>> start
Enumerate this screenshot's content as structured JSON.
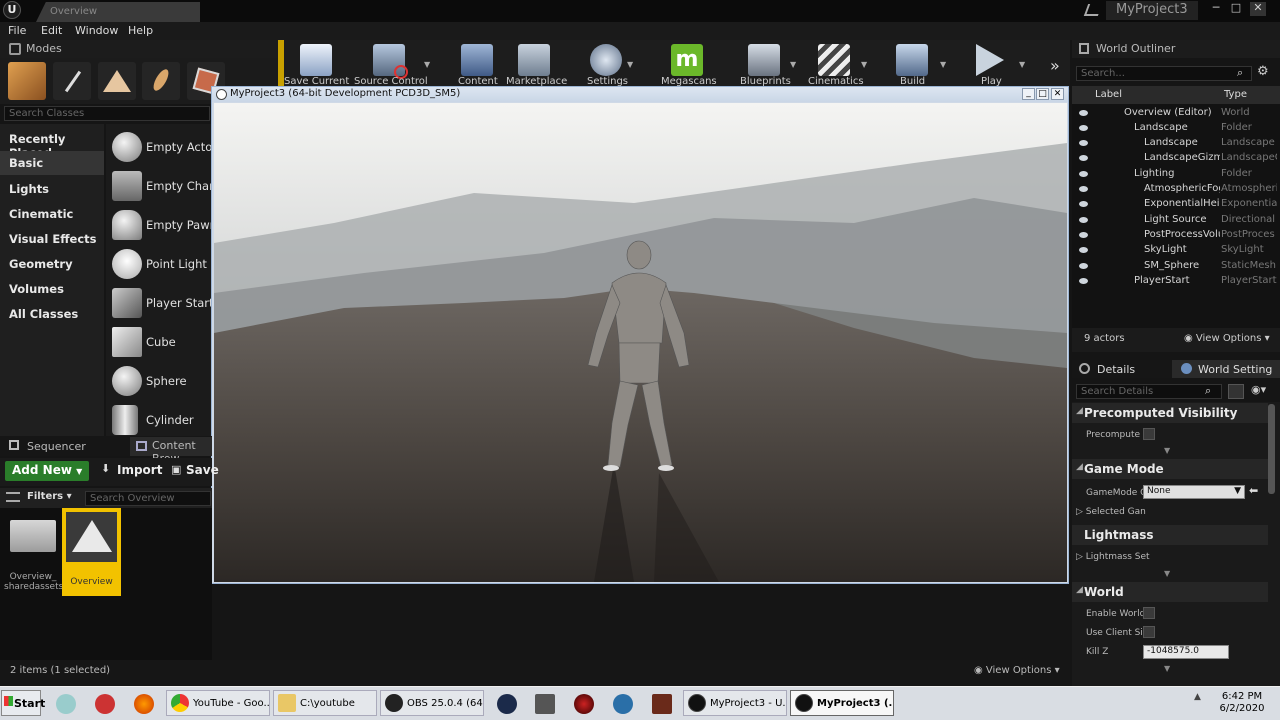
{
  "title_bar": {
    "doc_tab": "Overview",
    "project_name": "MyProject3"
  },
  "menu": [
    "File",
    "Edit",
    "Window",
    "Help"
  ],
  "modes": {
    "tab_label": "Modes",
    "search_placeholder": "Search Classes",
    "categories": [
      "Recently Placed",
      "Basic",
      "Lights",
      "Cinematic",
      "Visual Effects",
      "Geometry",
      "Volumes",
      "All Classes"
    ],
    "selected_category": "Basic",
    "classes": [
      "Empty Actor",
      "Empty Chara",
      "Empty Pawn",
      "Point Light",
      "Player Start",
      "Cube",
      "Sphere",
      "Cylinder"
    ]
  },
  "toolbar": [
    "Save Current",
    "Source Control",
    "Content",
    "Marketplace",
    "Settings",
    "Megascans",
    "Blueprints",
    "Cinematics",
    "Build",
    "Play"
  ],
  "viewport": {
    "window_title": "MyProject3 (64-bit Development PCD3D_SM5)"
  },
  "content_browser": {
    "tabs": [
      "Sequencer",
      "Content Brow"
    ],
    "add_new": "Add New",
    "import": "Import",
    "save": "Save",
    "filters": "Filters",
    "search_placeholder": "Search Overview",
    "items": [
      {
        "label": "Overview_ sharedassets"
      },
      {
        "label": "Overview"
      }
    ],
    "status": "2 items (1 selected)",
    "view_options": "View Options"
  },
  "world_outliner": {
    "tab_label": "World Outliner",
    "search_placeholder": "Search...",
    "columns": {
      "label": "Label",
      "type": "Type"
    },
    "rows": [
      {
        "label": "Overview (Editor)",
        "type": "World"
      },
      {
        "label": "Landscape",
        "type": "Folder"
      },
      {
        "label": "Landscape",
        "type": "Landscape"
      },
      {
        "label": "LandscapeGizmo",
        "type": "LandscapeG"
      },
      {
        "label": "Lighting",
        "type": "Folder"
      },
      {
        "label": "AtmosphericFog",
        "type": "Atmospheri"
      },
      {
        "label": "ExponentialHeigh",
        "type": "Exponentia"
      },
      {
        "label": "Light Source",
        "type": "Directional"
      },
      {
        "label": "PostProcessVolu",
        "type": "PostProces"
      },
      {
        "label": "SkyLight",
        "type": "SkyLight"
      },
      {
        "label": "SM_Sphere",
        "type": "StaticMesh"
      },
      {
        "label": "PlayerStart",
        "type": "PlayerStart"
      }
    ],
    "actor_count": "9 actors",
    "view_options": "View Options"
  },
  "details": {
    "tabs": [
      "Details",
      "World Setting"
    ],
    "search_placeholder": "Search Details",
    "sections": [
      {
        "title": "Precomputed Visibility",
        "props": [
          "Precompute V"
        ]
      },
      {
        "title": "Game Mode",
        "props": [
          "GameMode O",
          "Selected Gan"
        ]
      },
      {
        "title": "Lightmass",
        "props": [
          "Lightmass Set"
        ]
      },
      {
        "title": "World",
        "props": [
          "Enable World",
          "Use Client Sid",
          "Kill Z"
        ]
      }
    ],
    "gamemode_value": "None",
    "killz_value": "-1048575.0"
  },
  "taskbar": {
    "start": "Start",
    "apps": [
      "YouTube - Goo...",
      "C:\\youtube",
      "OBS 25.0.4 (64...",
      "MyProject3 - U...",
      "MyProject3 (..."
    ],
    "time": "6:42 PM",
    "date": "6/2/2020"
  },
  "colors": {
    "accent_green": "#2a7d2a",
    "selection_yellow": "#f2c200",
    "panel_bg": "#1b1b1b"
  }
}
>> end
▸ **Your goal**:
Transcribe the listing in full and omit the pictures.

▸ **Exercise result**:
Enumerate this screenshot's content as structured JSON.
{
  "title_bar": {
    "doc_tab": "Overview",
    "project_name": "MyProject3"
  },
  "menu": [
    "File",
    "Edit",
    "Window",
    "Help"
  ],
  "modes": {
    "tab_label": "Modes",
    "search_placeholder": "Search Classes",
    "categories": [
      "Recently Placed",
      "Basic",
      "Lights",
      "Cinematic",
      "Visual Effects",
      "Geometry",
      "Volumes",
      "All Classes"
    ],
    "selected_category": "Basic",
    "classes": [
      "Empty Actor",
      "Empty Chara",
      "Empty Pawn",
      "Point Light",
      "Player Start",
      "Cube",
      "Sphere",
      "Cylinder"
    ]
  },
  "toolbar": [
    "Save Current",
    "Source Control",
    "Content",
    "Marketplace",
    "Settings",
    "Megascans",
    "Blueprints",
    "Cinematics",
    "Build",
    "Play"
  ],
  "viewport": {
    "window_title": "MyProject3 (64-bit Development PCD3D_SM5)"
  },
  "content_browser": {
    "tabs": [
      "Sequencer",
      "Content Brow"
    ],
    "add_new": "Add New",
    "import": "Import",
    "save": "Save",
    "filters": "Filters",
    "search_placeholder": "Search Overview",
    "items": [
      {
        "label": "Overview_ sharedassets"
      },
      {
        "label": "Overview"
      }
    ],
    "status": "2 items (1 selected)",
    "view_options": "View Options"
  },
  "world_outliner": {
    "tab_label": "World Outliner",
    "search_placeholder": "Search...",
    "columns": {
      "label": "Label",
      "type": "Type"
    },
    "rows": [
      {
        "label": "Overview (Editor)",
        "type": "World"
      },
      {
        "label": "Landscape",
        "type": "Folder"
      },
      {
        "label": "Landscape",
        "type": "Landscape"
      },
      {
        "label": "LandscapeGizmo",
        "type": "LandscapeG"
      },
      {
        "label": "Lighting",
        "type": "Folder"
      },
      {
        "label": "AtmosphericFog",
        "type": "Atmospheri"
      },
      {
        "label": "ExponentialHeigh",
        "type": "Exponentia"
      },
      {
        "label": "Light Source",
        "type": "Directional"
      },
      {
        "label": "PostProcessVolu",
        "type": "PostProces"
      },
      {
        "label": "SkyLight",
        "type": "SkyLight"
      },
      {
        "label": "SM_Sphere",
        "type": "StaticMesh"
      },
      {
        "label": "PlayerStart",
        "type": "PlayerStart"
      }
    ],
    "actor_count": "9 actors",
    "view_options": "View Options"
  },
  "details": {
    "tabs": [
      "Details",
      "World Setting"
    ],
    "search_placeholder": "Search Details",
    "sections": [
      {
        "title": "Precomputed Visibility",
        "props": [
          "Precompute V"
        ]
      },
      {
        "title": "Game Mode",
        "props": [
          "GameMode O",
          "Selected Gan"
        ]
      },
      {
        "title": "Lightmass",
        "props": [
          "Lightmass Set"
        ]
      },
      {
        "title": "World",
        "props": [
          "Enable World",
          "Use Client Sid",
          "Kill Z"
        ]
      }
    ],
    "gamemode_value": "None",
    "killz_value": "-1048575.0"
  },
  "taskbar": {
    "start": "Start",
    "apps": [
      "YouTube - Goo...",
      "C:\\youtube",
      "OBS 25.0.4 (64...",
      "MyProject3 - U...",
      "MyProject3 (..."
    ],
    "time": "6:42 PM",
    "date": "6/2/2020"
  },
  "colors": {
    "accent_green": "#2a7d2a",
    "selection_yellow": "#f2c200",
    "panel_bg": "#1b1b1b"
  }
}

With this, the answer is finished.